● EXERCISE:
Each line in the entries below that holds the string "dust" is to be listed.

● EXCERPTED RECORDS:

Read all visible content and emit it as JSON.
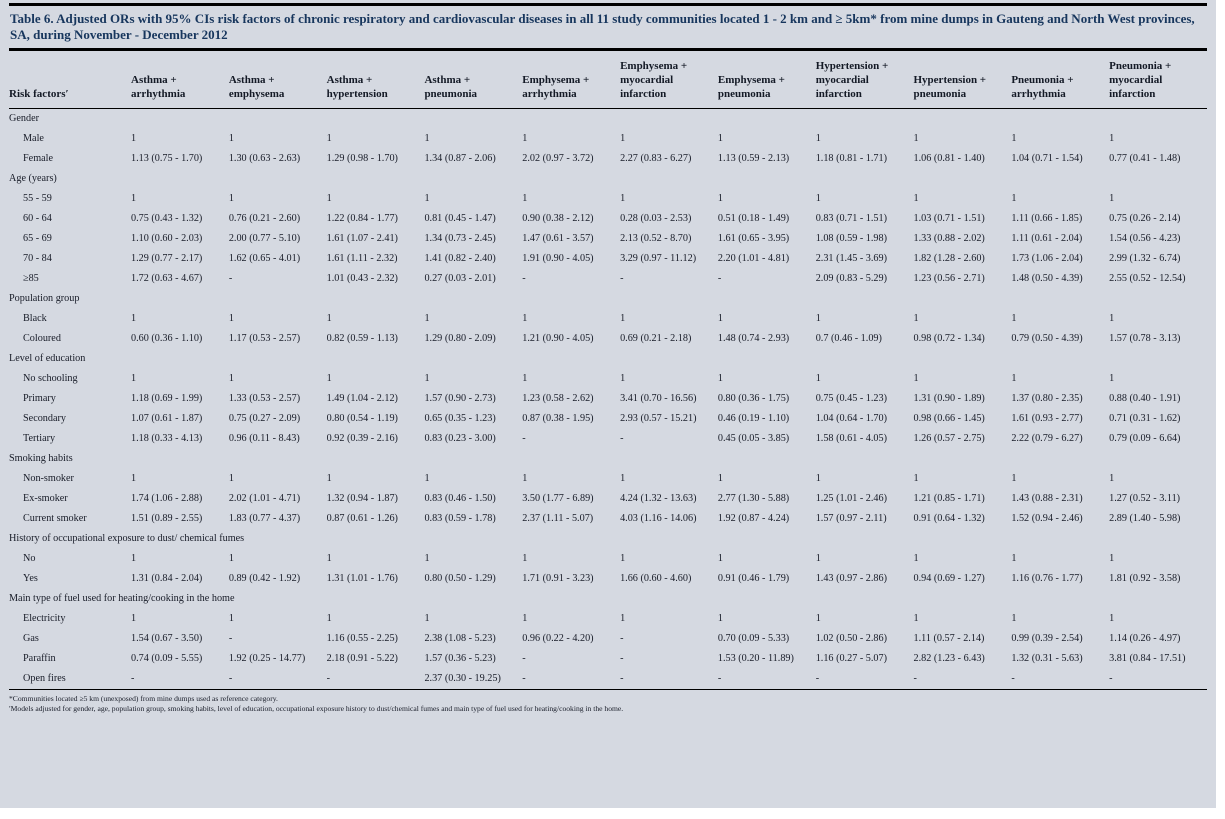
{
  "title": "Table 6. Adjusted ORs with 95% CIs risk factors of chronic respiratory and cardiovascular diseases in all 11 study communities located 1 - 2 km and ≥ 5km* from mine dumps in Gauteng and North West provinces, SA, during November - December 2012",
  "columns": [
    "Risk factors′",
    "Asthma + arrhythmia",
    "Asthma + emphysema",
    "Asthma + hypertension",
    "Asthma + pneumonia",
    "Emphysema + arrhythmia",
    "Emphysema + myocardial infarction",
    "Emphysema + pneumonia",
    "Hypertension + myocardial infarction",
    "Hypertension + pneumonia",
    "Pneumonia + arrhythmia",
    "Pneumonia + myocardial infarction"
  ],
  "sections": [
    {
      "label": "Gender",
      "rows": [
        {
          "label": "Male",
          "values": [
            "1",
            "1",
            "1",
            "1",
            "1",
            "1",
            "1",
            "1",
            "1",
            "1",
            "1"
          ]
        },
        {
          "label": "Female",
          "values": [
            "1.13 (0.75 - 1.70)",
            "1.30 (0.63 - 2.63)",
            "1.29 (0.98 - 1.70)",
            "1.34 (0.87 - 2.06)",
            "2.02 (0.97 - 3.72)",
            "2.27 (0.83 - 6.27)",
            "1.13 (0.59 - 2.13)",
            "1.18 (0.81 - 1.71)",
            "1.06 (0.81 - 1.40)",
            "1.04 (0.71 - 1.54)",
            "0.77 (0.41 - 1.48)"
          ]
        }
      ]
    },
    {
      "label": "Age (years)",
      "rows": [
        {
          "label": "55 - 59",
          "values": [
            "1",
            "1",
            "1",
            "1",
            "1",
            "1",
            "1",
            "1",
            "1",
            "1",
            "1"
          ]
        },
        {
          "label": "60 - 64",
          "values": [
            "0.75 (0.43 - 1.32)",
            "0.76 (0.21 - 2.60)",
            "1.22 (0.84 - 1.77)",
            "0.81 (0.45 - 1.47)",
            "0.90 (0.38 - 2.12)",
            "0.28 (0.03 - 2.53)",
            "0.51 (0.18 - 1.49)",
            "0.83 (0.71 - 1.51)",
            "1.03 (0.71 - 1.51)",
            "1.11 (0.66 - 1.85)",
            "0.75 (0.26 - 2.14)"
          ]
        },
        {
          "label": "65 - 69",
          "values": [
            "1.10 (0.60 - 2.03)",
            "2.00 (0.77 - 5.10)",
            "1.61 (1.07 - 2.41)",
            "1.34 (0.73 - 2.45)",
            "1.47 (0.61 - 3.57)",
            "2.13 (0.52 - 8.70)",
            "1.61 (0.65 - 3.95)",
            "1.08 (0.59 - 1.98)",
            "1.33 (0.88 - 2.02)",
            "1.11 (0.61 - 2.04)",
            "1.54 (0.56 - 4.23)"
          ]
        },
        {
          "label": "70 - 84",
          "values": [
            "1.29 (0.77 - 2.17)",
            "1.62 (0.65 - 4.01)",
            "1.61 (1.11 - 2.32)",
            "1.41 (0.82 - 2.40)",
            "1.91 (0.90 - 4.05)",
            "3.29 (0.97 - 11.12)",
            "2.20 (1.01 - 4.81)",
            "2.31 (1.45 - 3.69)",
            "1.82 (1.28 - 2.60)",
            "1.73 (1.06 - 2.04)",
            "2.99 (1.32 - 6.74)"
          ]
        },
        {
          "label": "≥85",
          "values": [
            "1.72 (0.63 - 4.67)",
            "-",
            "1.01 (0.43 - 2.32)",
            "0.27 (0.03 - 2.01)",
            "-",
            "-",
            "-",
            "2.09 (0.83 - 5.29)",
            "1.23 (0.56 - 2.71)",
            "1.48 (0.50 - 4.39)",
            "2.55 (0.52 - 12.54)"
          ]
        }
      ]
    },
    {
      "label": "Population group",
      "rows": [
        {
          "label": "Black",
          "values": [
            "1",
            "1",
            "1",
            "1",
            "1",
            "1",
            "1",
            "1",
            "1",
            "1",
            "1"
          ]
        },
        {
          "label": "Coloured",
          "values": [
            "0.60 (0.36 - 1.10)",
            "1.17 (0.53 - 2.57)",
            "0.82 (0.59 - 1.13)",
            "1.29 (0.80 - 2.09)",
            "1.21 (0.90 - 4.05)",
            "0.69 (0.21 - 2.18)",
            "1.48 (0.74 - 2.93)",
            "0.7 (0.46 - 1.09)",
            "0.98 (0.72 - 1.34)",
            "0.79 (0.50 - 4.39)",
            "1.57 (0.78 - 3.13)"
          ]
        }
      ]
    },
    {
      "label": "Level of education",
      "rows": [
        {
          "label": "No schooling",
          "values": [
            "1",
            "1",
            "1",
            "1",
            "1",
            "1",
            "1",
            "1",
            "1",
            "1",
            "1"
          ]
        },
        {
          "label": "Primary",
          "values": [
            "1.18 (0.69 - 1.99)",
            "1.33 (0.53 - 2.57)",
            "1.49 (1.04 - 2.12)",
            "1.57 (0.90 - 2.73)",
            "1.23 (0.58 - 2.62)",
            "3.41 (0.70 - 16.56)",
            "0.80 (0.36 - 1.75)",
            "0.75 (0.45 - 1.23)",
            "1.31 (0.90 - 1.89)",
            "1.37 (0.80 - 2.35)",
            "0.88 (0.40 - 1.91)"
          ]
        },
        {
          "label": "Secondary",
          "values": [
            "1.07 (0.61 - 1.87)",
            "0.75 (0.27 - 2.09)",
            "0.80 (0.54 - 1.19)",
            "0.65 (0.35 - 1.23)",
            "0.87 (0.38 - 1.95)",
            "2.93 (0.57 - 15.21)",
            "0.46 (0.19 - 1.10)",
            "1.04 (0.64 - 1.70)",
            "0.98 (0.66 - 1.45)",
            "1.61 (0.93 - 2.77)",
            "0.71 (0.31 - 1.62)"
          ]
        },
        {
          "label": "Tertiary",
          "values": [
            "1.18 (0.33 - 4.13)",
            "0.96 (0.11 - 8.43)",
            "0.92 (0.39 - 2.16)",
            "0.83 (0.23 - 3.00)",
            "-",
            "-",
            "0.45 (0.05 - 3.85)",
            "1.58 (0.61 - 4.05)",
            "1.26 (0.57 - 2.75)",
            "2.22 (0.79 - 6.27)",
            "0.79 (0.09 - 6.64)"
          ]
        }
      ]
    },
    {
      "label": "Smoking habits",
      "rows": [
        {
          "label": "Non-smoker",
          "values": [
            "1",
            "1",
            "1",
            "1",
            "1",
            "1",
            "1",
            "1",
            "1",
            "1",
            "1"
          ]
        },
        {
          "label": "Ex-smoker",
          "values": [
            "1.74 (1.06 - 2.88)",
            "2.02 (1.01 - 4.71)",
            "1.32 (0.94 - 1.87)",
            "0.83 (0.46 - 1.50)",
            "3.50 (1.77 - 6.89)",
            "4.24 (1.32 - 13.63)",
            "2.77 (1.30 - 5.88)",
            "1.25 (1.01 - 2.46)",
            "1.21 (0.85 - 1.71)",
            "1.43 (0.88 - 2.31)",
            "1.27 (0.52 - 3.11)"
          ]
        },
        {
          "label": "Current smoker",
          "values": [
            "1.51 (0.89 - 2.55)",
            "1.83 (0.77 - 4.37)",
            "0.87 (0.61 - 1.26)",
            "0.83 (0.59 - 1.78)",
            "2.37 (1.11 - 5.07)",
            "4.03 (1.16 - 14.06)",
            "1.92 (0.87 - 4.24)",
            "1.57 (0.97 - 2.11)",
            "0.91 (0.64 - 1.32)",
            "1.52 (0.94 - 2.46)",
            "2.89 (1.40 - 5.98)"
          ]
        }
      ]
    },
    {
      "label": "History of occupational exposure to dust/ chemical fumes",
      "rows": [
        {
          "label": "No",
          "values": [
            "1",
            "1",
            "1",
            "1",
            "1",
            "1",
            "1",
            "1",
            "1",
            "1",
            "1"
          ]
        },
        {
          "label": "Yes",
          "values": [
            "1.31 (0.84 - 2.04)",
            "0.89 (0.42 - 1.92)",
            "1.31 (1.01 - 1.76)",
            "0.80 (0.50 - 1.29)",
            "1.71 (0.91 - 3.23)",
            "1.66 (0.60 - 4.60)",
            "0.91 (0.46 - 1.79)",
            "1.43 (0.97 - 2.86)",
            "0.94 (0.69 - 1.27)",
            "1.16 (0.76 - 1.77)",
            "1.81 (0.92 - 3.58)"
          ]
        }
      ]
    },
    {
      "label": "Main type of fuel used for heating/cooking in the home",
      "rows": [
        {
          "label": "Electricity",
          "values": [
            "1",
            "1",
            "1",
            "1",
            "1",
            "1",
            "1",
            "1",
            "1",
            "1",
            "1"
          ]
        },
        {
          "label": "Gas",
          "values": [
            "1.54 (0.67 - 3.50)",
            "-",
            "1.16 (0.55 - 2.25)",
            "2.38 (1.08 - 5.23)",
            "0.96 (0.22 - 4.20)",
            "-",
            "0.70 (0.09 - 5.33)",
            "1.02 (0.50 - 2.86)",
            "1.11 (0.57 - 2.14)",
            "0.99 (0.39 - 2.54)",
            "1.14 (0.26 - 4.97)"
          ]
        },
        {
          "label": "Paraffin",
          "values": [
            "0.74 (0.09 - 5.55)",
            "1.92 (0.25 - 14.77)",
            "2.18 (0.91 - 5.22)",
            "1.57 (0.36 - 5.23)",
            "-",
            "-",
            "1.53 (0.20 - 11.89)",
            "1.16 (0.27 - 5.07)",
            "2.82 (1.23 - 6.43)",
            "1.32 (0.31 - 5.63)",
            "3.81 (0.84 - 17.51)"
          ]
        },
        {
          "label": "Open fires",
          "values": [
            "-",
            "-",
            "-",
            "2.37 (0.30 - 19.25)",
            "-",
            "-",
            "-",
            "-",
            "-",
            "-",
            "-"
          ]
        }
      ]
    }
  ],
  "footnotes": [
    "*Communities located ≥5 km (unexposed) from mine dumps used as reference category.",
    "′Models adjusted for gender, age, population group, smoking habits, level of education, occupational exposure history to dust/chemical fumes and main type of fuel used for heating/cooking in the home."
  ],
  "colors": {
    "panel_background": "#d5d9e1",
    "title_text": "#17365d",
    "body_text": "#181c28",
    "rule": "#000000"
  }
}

● ANSWER TO THIS EXERCISE:
      "label": "History of occupational exposure to dust/ chemical fumes",
    "′Models adjusted for gender, age, population group, smoking habits, level of education, occupational exposure history to dust/chemical fumes and main type of fuel used for heating/cooking in the home."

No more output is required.